Text —
Die Erfahrung zeigt, dass die meisten, die die Kirche verlassen, eine Entfremdungsgeschichte hinter sich haben. Dann gibt es bestimmte Anlässe, um auszutreten. Neu ist, dass plötzlich auch ältere Menschen in grösseren Zahlen die Kirche verlassen. Laut Statistik gehen auch Menschen jenseits des 50. oder 60. Lebensjahres. Das ist besorgniserregend. Vertrauen zurückgewinnen geht meines Erachtens nur über persönliche Glaubwürdigkeit.

Wann ist man glaubwürdig?

Darüber lässt sich viel diskutieren. Hier im Bistum Passau – wir haben übrigens die geringsten Austrittszahlen – leben wir noch in einem recht volkskirchlichen Milieu. Die Diözese Passau hat mit über 80 Prozent den grössten Katholikenanteil von allen Diözesen in Deutschland. Das hat seine grossen Vorteile. Aber es hat auch den Nachteil, dass Gläubigkeit manchmal auf ein bestimmtes, durchschnittliches Niveau eingeebnet wird. Irgendwie sind wir alle noch gläubig, heisst es dann. Hier gehen doch noch so viele Leute in die Kirche. Wenn dann aber mal einer was besonderes macht, und sagt, wir tun uns jetzt zusammen und versuchen mal, wirklich das Evangelium zu verstehen und danach zu leben, dann ist er schnell verdächtig, weil er ausbricht aus dem, was alle so machen.

Volkskirchlichkeit als Gefahr? Da wird man sich in der Diaspora die Augen reiben.

Ich habe gesagt, dass das Chancen bietet, aber auch eine Gefahr sein kann. Und zwar dann, wenn Gläubigkeit auf einen bestimmten Level der Durchschnittlichkeit eingeebnet wird. Das kostet uns Glaubwürdigkeit. Zumal dann, wenn innere und äussere Kirchenbindung immer weiter auseinandergehen.

Wie meinen Sie das?

In den 1960er Jahren ist etwa die Hälfte der Menschen regelmässig in den Gottesdienst gegangen. In dieser Zeit hatte die Kirche hunderttausend fest angestellte Laien-Mitarbeiter. Heute gehen nach den neuesten Zahlen weniger als elf Prozent regelmässig zum Gottesdienst und dieselbe Kirche hat 700 000 fest angestellte Laien-Mitarbeiter. Die sind aber alles Kinder ihrer Zeit und unserer Gesellschaft, in der der Glaube nach und nach erodiert ist. Das wieder zusammenzubringen, ist die grosse Herausforderung. Die Glaubwürdigkeitsfrage holt uns doch an allen Ecken und Enden ein. Die Schule, die Frage nach dem Religionsunterricht, die Caritas, unsere Bildungseinrichtungen: Überall stellt sich die Frage, lebt und glaubt ihr auch, was ihr sagt, oder ist die Kirche mehr ein Arbeitgeber oder ein Sozialkonzern, wo man halt seinen Job macht.

Gestellte Aufgabe 1 —
Stimmen die folgenden Aussagen mit dem Text überein? Antworte jeweils mit Ja oder Nein und zitiere die entscheidende Textstelle wörtlich.
(a) Das Bistum Passau hat die geringsten Austrittszahlen.
(b) In den 1960er Jahren hatte die Kirche 700 000 fest angestellte Laien-Mitarbeiter.
(c) Nach den neuesten Zahlen besuchen weniger als elf Prozent regelmäßig den Gottesdienst.
Text und Auflistung haben unterschiedliche Quellen.

Auszüge Datensatz —
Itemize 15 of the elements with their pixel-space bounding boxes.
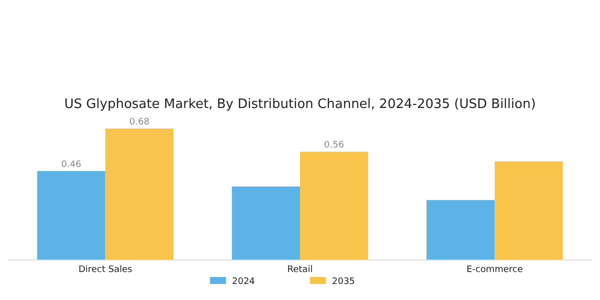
legend-label: 2035: [332, 277, 355, 287]
bar: [494, 161, 563, 260]
chart-title: US Glyphosate Market, By Distribution Channel, 2024-2035 (USD Billion): [64, 97, 536, 112]
x-tick-label: Retail: [287, 265, 313, 275]
legend-label: 2024: [232, 277, 256, 287]
bar: [232, 186, 300, 260]
x-tick-label: E-commerce: [466, 265, 524, 275]
data-label: 0.56: [324, 140, 344, 151]
bar: [426, 200, 495, 260]
data-label: 0.68: [129, 118, 150, 128]
data-label: 0.46: [61, 160, 82, 170]
bar: [300, 152, 368, 260]
bar: [105, 128, 174, 260]
x-tick-label: Direct Sales: [78, 265, 133, 275]
bar: [37, 171, 106, 260]
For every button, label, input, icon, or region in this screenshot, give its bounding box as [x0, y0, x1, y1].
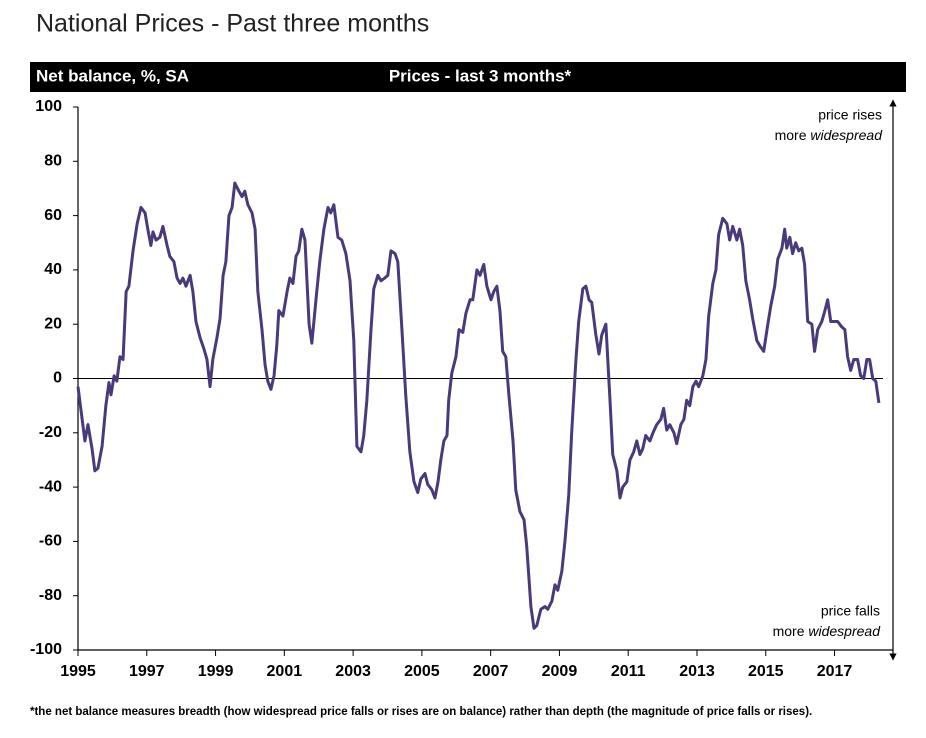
- x-tick-label: 1997: [129, 663, 165, 680]
- x-tick-label: 1999: [198, 663, 234, 680]
- footnote: *the net balance measures breadth (how w…: [30, 706, 812, 718]
- y-tick-label: 0: [53, 370, 62, 387]
- y-tick-label: 80: [44, 153, 62, 170]
- y-tick-label: 20: [44, 315, 62, 332]
- x-tick-label: 2017: [817, 663, 853, 680]
- y-tick-label: 40: [44, 261, 62, 278]
- header-center: Prices - last 3 months*: [389, 66, 572, 85]
- y-tick-label: -20: [39, 424, 62, 441]
- annotation-text: more: [773, 623, 805, 639]
- annotation-italic: widespread: [810, 127, 883, 143]
- header-bar: [30, 62, 906, 92]
- annotation-bottom-1: price falls: [821, 603, 880, 619]
- y-tick-label: -80: [39, 587, 62, 604]
- x-tick-label: 2015: [748, 663, 784, 680]
- y-tick-label: -100: [30, 641, 62, 658]
- y-tick-label: 60: [44, 207, 62, 224]
- annotation-bottom-2: more widespread: [773, 623, 882, 639]
- y-tick-label: -40: [39, 478, 62, 495]
- x-tick-label: 2009: [542, 663, 578, 680]
- y-tick-label: 100: [35, 98, 62, 115]
- x-tick-label: 1995: [60, 663, 96, 680]
- x-tick-label: 2005: [404, 663, 440, 680]
- x-tick-label: 2001: [267, 663, 303, 680]
- x-tick-label: 2007: [473, 663, 509, 680]
- y-tick-label: -60: [39, 533, 62, 550]
- x-tick-label: 2011: [611, 663, 646, 680]
- x-tick-label: 2013: [679, 663, 715, 680]
- annotation-top-1: price rises: [818, 107, 882, 123]
- annotation-text: more: [775, 127, 807, 143]
- header-left: Net balance, %, SA: [36, 66, 189, 85]
- series-line: [76, 181, 881, 630]
- annotation-top-2: more widespread: [775, 127, 884, 143]
- annotation-italic: widespread: [808, 623, 881, 639]
- x-tick-label: 2003: [335, 663, 371, 680]
- chart-title: National Prices - Past three months: [36, 10, 429, 38]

Gestellte Aufgabe 2 — Wandle den Abschnitt der Auflistung vom Anfang bis einschließlich der Zeile mit "For every button, label, input, icon, or" in eine Markdown-Tabelle mit den Spalten „Nr.“ und „Zeile“ um. Leerzeilen und Bilder lässt du weg.

Vollständige Lösung 1 —
(a) Ja: „wir haben übrigens die geringsten Austrittszahlen“
(b) Nein: „In dieser Zeit hatte die Kirche hunderttausend fest angestellte Laien-Mitarbeiter.“
(c) Ja: „Heute gehen nach den neuesten Zahlen weniger als elf Prozent regelmässig zum Gottesdienst“

Vollständige Lösung 2 —
| Nr. | Zeile |
|---|---|
| 1 | Itemize 15 of the elements with their pixel-space bounding boxes. |
| 2 | legend-label: 2035: [332, 277, 355, 287] |
| 3 | bar: [494, 161, 563, 260] |
| 4 | chart-title: US Glyphosate Market, By Distribution Channel, 2024-2035 (USD Billion): [64, 97, 536, 112] |
| 5 | x-tick-label: Retail: [287, 265, 313, 275] |
| 6 | legend-label: 2024: [232, 277, 256, 287] |
| 7 | bar: [232, 186, 300, 260] |
| 8 | x-tick-label: E-commerce: [466, 265, 524, 275] |
| 9 | data-label: 0.56: [324, 140, 344, 151] |
| 10 | bar: [426, 200, 495, 260] |
| 11 | data-label: 0.68: [129, 118, 150, 128] |
| 12 | data-label: 0.46: [61, 160, 82, 170] |
| 13 | bar: [300, 152, 368, 260] |
| 14 | bar: [105, 128, 174, 260] |
| 15 | x-tick-label: Direct Sales: [78, 265, 133, 275] |
| 16 | bar: [37, 171, 106, 260] |
| 17 | For every button, label, input, icon, or region in this screenshot, give its bounding box as [x0, y0, x1, y1]. |